• **Requirements**
Please output every line of the material as it stands, without the pictures.

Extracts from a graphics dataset
* Start *
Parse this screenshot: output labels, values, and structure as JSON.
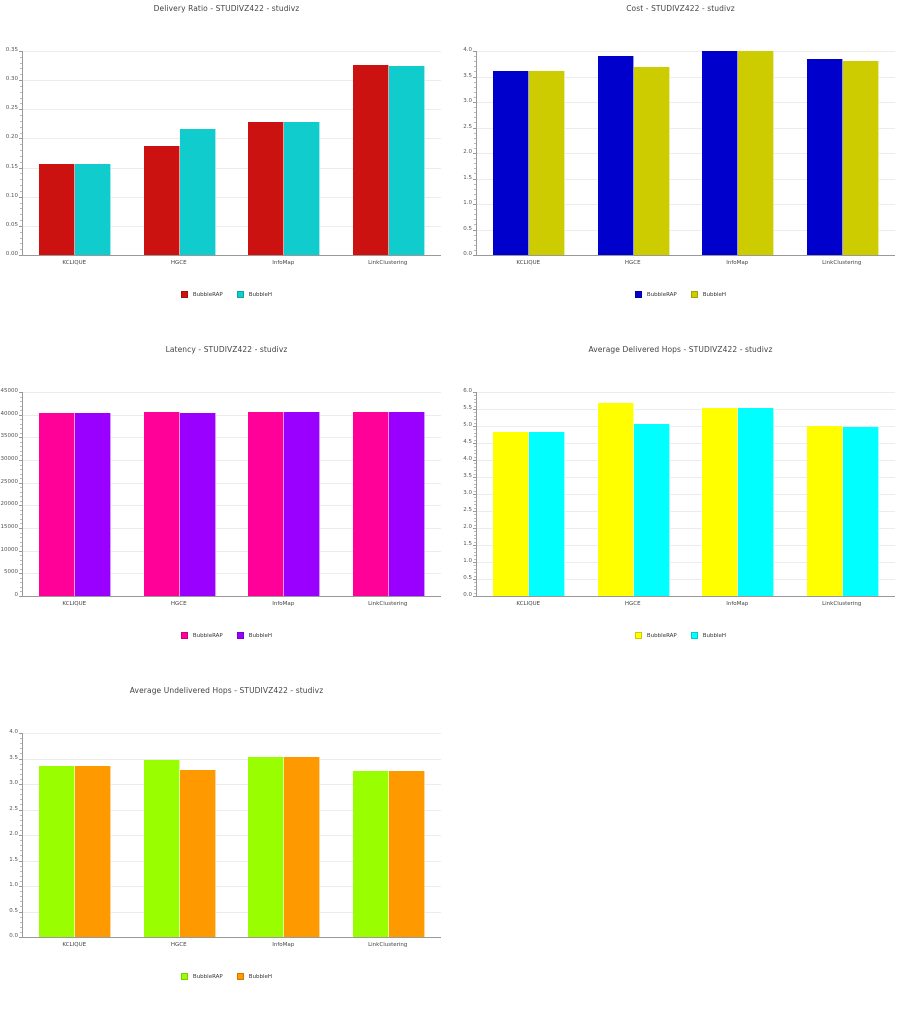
{
  "chart_data": [
    {
      "id": "delivery",
      "type": "bar",
      "title": "Delivery Ratio - STUDIVZ422 - studivz",
      "categories": [
        "KCLIQUE",
        "HGCE",
        "InfoMap",
        "LinkClustering"
      ],
      "series": [
        {
          "name": "BubbleRAP",
          "color": "#cc1111",
          "values": [
            0.157,
            0.187,
            0.228,
            0.326
          ]
        },
        {
          "name": "BubbleH",
          "color": "#11cccc",
          "values": [
            0.157,
            0.217,
            0.228,
            0.325
          ]
        }
      ],
      "xlabel": "",
      "ylabel": "",
      "ylim": [
        0,
        0.35
      ],
      "yticks": [
        "0.00",
        "0.05",
        "0.10",
        "0.15",
        "0.20",
        "0.25",
        "0.30",
        "0.35"
      ],
      "grid": true,
      "legend_position": "bottom"
    },
    {
      "id": "cost",
      "type": "bar",
      "title": "Cost - STUDIVZ422 - studivz",
      "categories": [
        "KCLIQUE",
        "HGCE",
        "InfoMap",
        "LinkClustering"
      ],
      "series": [
        {
          "name": "BubbleRAP",
          "color": "#0000cc",
          "values": [
            3.6,
            3.9,
            4.0,
            3.84
          ]
        },
        {
          "name": "BubbleH",
          "color": "#cccc00",
          "values": [
            3.6,
            3.68,
            4.0,
            3.81
          ]
        }
      ],
      "xlabel": "",
      "ylabel": "",
      "ylim": [
        0,
        4.0
      ],
      "yticks": [
        "0.0",
        "0.5",
        "1.0",
        "1.5",
        "2.0",
        "2.5",
        "3.0",
        "3.5",
        "4.0"
      ],
      "grid": true,
      "legend_position": "bottom"
    },
    {
      "id": "latency",
      "type": "bar",
      "title": "Latency - STUDIVZ422 - studivz",
      "categories": [
        "KCLIQUE",
        "HGCE",
        "InfoMap",
        "LinkClustering"
      ],
      "series": [
        {
          "name": "BubbleRAP",
          "color": "#ff0099",
          "values": [
            40300,
            40500,
            40600,
            40700
          ]
        },
        {
          "name": "BubbleH",
          "color": "#9900ff",
          "values": [
            40300,
            40300,
            40600,
            40700
          ]
        }
      ],
      "xlabel": "",
      "ylabel": "",
      "ylim": [
        0,
        45000
      ],
      "yticks": [
        "0",
        "5000",
        "10000",
        "15000",
        "20000",
        "25000",
        "30000",
        "35000",
        "40000",
        "45000"
      ],
      "grid": true,
      "legend_position": "bottom"
    },
    {
      "id": "delivered_hops",
      "type": "bar",
      "title": "Average Delivered Hops - STUDIVZ422 - studivz",
      "categories": [
        "KCLIQUE",
        "HGCE",
        "InfoMap",
        "LinkClustering"
      ],
      "series": [
        {
          "name": "BubbleRAP",
          "color": "#ffff00",
          "values": [
            4.82,
            5.68,
            5.53,
            5.01
          ]
        },
        {
          "name": "BubbleH",
          "color": "#00ffff",
          "values": [
            4.82,
            5.05,
            5.53,
            4.96
          ]
        }
      ],
      "xlabel": "",
      "ylabel": "",
      "ylim": [
        0,
        6.0
      ],
      "yticks": [
        "0.0",
        "0.5",
        "1.0",
        "1.5",
        "2.0",
        "2.5",
        "3.0",
        "3.5",
        "4.0",
        "4.5",
        "5.0",
        "5.5",
        "6.0"
      ],
      "grid": true,
      "legend_position": "bottom"
    },
    {
      "id": "undelivered_hops",
      "type": "bar",
      "title": "Average Undelivered Hops - STUDIVZ422 - studivz",
      "categories": [
        "KCLIQUE",
        "HGCE",
        "InfoMap",
        "LinkClustering"
      ],
      "series": [
        {
          "name": "BubbleRAP",
          "color": "#99ff00",
          "values": [
            3.36,
            3.48,
            3.53,
            3.26
          ]
        },
        {
          "name": "BubbleH",
          "color": "#ff9900",
          "values": [
            3.36,
            3.28,
            3.53,
            3.25
          ]
        }
      ],
      "xlabel": "",
      "ylabel": "",
      "ylim": [
        0,
        4.0
      ],
      "yticks": [
        "0.0",
        "0.5",
        "1.0",
        "1.5",
        "2.0",
        "2.5",
        "3.0",
        "3.5",
        "4.0"
      ],
      "grid": true,
      "legend_position": "bottom"
    }
  ]
}
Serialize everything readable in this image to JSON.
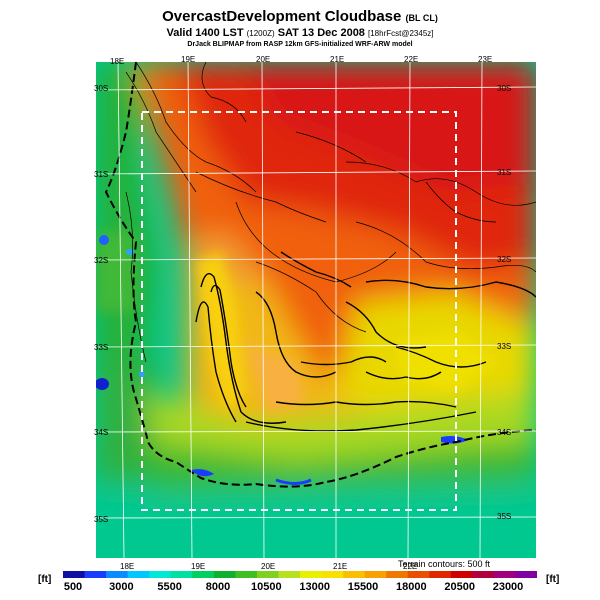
{
  "header": {
    "title": "OvercastDevelopment Cloudbase",
    "title_tag": "(BL CL)",
    "valid_prefix": "Valid 1400 LST",
    "valid_utc": "(1200Z)",
    "valid_date": "SAT 13 Dec 2008",
    "forecast_tag": "[18hrFcst@2345z]",
    "credit": "DrJack BLIPMAP from RASP 12km GFS-initialized WRF-ARW model"
  },
  "map": {
    "lon_labels_top": [
      "18E",
      "19E",
      "20E",
      "21E",
      "22E",
      "23E"
    ],
    "lon_labels_bottom": [
      "18E",
      "19E",
      "20E",
      "21E",
      "22E"
    ],
    "lat_labels_left": [
      "30S",
      "31S",
      "32S",
      "33S",
      "34S",
      "35S"
    ],
    "lat_labels_right": [
      "30S",
      "31S",
      "32S",
      "33S",
      "34S",
      "35S"
    ],
    "terrain_note": "Terrain contours: 500 ft"
  },
  "colorbar": {
    "unit_left": "[ft]",
    "unit_right": "[ft]",
    "tick_labels": [
      "500",
      "3000",
      "5500",
      "8000",
      "10500",
      "13000",
      "15500",
      "18000",
      "20500",
      "23000"
    ],
    "colors": [
      "#1010a0",
      "#1a3cff",
      "#0a8cff",
      "#00c8ff",
      "#00e8d8",
      "#00e0a0",
      "#00d060",
      "#10b030",
      "#40c020",
      "#80d020",
      "#b8e020",
      "#e8f000",
      "#f8e000",
      "#f8c000",
      "#f8a000",
      "#f07800",
      "#e85000",
      "#e02800",
      "#d00000",
      "#b00040",
      "#a00080",
      "#8000a0"
    ]
  }
}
* End *
• **Output for this exercise**
Parse this screenshot: output labels, values, and structure as JSON.
{
  "chart_data": [
    {
      "id": "delivery",
      "type": "bar",
      "title": "Delivery Ratio - STUDIVZ422 - studivz",
      "categories": [
        "KCLIQUE",
        "HGCE",
        "InfoMap",
        "LinkClustering"
      ],
      "series": [
        {
          "name": "BubbleRAP",
          "color": "#cc1111",
          "values": [
            0.157,
            0.187,
            0.228,
            0.326
          ]
        },
        {
          "name": "BubbleH",
          "color": "#11cccc",
          "values": [
            0.157,
            0.217,
            0.228,
            0.325
          ]
        }
      ],
      "xlabel": "",
      "ylabel": "",
      "ylim": [
        0,
        0.35
      ],
      "yticks": [
        "0.00",
        "0.05",
        "0.10",
        "0.15",
        "0.20",
        "0.25",
        "0.30",
        "0.35"
      ],
      "grid": true,
      "legend_position": "bottom"
    },
    {
      "id": "cost",
      "type": "bar",
      "title": "Cost - STUDIVZ422 - studivz",
      "categories": [
        "KCLIQUE",
        "HGCE",
        "InfoMap",
        "LinkClustering"
      ],
      "series": [
        {
          "name": "BubbleRAP",
          "color": "#0000cc",
          "values": [
            3.6,
            3.9,
            4.0,
            3.84
          ]
        },
        {
          "name": "BubbleH",
          "color": "#cccc00",
          "values": [
            3.6,
            3.68,
            4.0,
            3.81
          ]
        }
      ],
      "xlabel": "",
      "ylabel": "",
      "ylim": [
        0,
        4.0
      ],
      "yticks": [
        "0.0",
        "0.5",
        "1.0",
        "1.5",
        "2.0",
        "2.5",
        "3.0",
        "3.5",
        "4.0"
      ],
      "grid": true,
      "legend_position": "bottom"
    },
    {
      "id": "latency",
      "type": "bar",
      "title": "Latency - STUDIVZ422 - studivz",
      "categories": [
        "KCLIQUE",
        "HGCE",
        "InfoMap",
        "LinkClustering"
      ],
      "series": [
        {
          "name": "BubbleRAP",
          "color": "#ff0099",
          "values": [
            40300,
            40500,
            40600,
            40700
          ]
        },
        {
          "name": "BubbleH",
          "color": "#9900ff",
          "values": [
            40300,
            40300,
            40600,
            40700
          ]
        }
      ],
      "xlabel": "",
      "ylabel": "",
      "ylim": [
        0,
        45000
      ],
      "yticks": [
        "0",
        "5000",
        "10000",
        "15000",
        "20000",
        "25000",
        "30000",
        "35000",
        "40000",
        "45000"
      ],
      "grid": true,
      "legend_position": "bottom"
    },
    {
      "id": "delivered_hops",
      "type": "bar",
      "title": "Average Delivered Hops - STUDIVZ422 - studivz",
      "categories": [
        "KCLIQUE",
        "HGCE",
        "InfoMap",
        "LinkClustering"
      ],
      "series": [
        {
          "name": "BubbleRAP",
          "color": "#ffff00",
          "values": [
            4.82,
            5.68,
            5.53,
            5.01
          ]
        },
        {
          "name": "BubbleH",
          "color": "#00ffff",
          "values": [
            4.82,
            5.05,
            5.53,
            4.96
          ]
        }
      ],
      "xlabel": "",
      "ylabel": "",
      "ylim": [
        0,
        6.0
      ],
      "yticks": [
        "0.0",
        "0.5",
        "1.0",
        "1.5",
        "2.0",
        "2.5",
        "3.0",
        "3.5",
        "4.0",
        "4.5",
        "5.0",
        "5.5",
        "6.0"
      ],
      "grid": true,
      "legend_position": "bottom"
    },
    {
      "id": "undelivered_hops",
      "type": "bar",
      "title": "Average Undelivered Hops - STUDIVZ422 - studivz",
      "categories": [
        "KCLIQUE",
        "HGCE",
        "InfoMap",
        "LinkClustering"
      ],
      "series": [
        {
          "name": "BubbleRAP",
          "color": "#99ff00",
          "values": [
            3.36,
            3.48,
            3.53,
            3.26
          ]
        },
        {
          "name": "BubbleH",
          "color": "#ff9900",
          "values": [
            3.36,
            3.28,
            3.53,
            3.25
          ]
        }
      ],
      "xlabel": "",
      "ylabel": "",
      "ylim": [
        0,
        4.0
      ],
      "yticks": [
        "0.0",
        "0.5",
        "1.0",
        "1.5",
        "2.0",
        "2.5",
        "3.0",
        "3.5",
        "4.0"
      ],
      "grid": true,
      "legend_position": "bottom"
    }
  ]
}
Serialize everything readable in this image to JSON.
{
  "header": {
    "title": "OvercastDevelopment Cloudbase",
    "title_tag": "(BL CL)",
    "valid_prefix": "Valid 1400 LST",
    "valid_utc": "(1200Z)",
    "valid_date": "SAT 13 Dec 2008",
    "forecast_tag": "[18hrFcst@2345z]",
    "credit": "DrJack BLIPMAP from RASP 12km GFS-initialized WRF-ARW model"
  },
  "map": {
    "lon_labels_top": [
      "18E",
      "19E",
      "20E",
      "21E",
      "22E",
      "23E"
    ],
    "lon_labels_bottom": [
      "18E",
      "19E",
      "20E",
      "21E",
      "22E"
    ],
    "lat_labels_left": [
      "30S",
      "31S",
      "32S",
      "33S",
      "34S",
      "35S"
    ],
    "lat_labels_right": [
      "30S",
      "31S",
      "32S",
      "33S",
      "34S",
      "35S"
    ],
    "terrain_note": "Terrain contours: 500 ft"
  },
  "colorbar": {
    "unit_left": "[ft]",
    "unit_right": "[ft]",
    "tick_labels": [
      "500",
      "3000",
      "5500",
      "8000",
      "10500",
      "13000",
      "15500",
      "18000",
      "20500",
      "23000"
    ],
    "colors": [
      "#1010a0",
      "#1a3cff",
      "#0a8cff",
      "#00c8ff",
      "#00e8d8",
      "#00e0a0",
      "#00d060",
      "#10b030",
      "#40c020",
      "#80d020",
      "#b8e020",
      "#e8f000",
      "#f8e000",
      "#f8c000",
      "#f8a000",
      "#f07800",
      "#e85000",
      "#e02800",
      "#d00000",
      "#b00040",
      "#a00080",
      "#8000a0"
    ]
  }
}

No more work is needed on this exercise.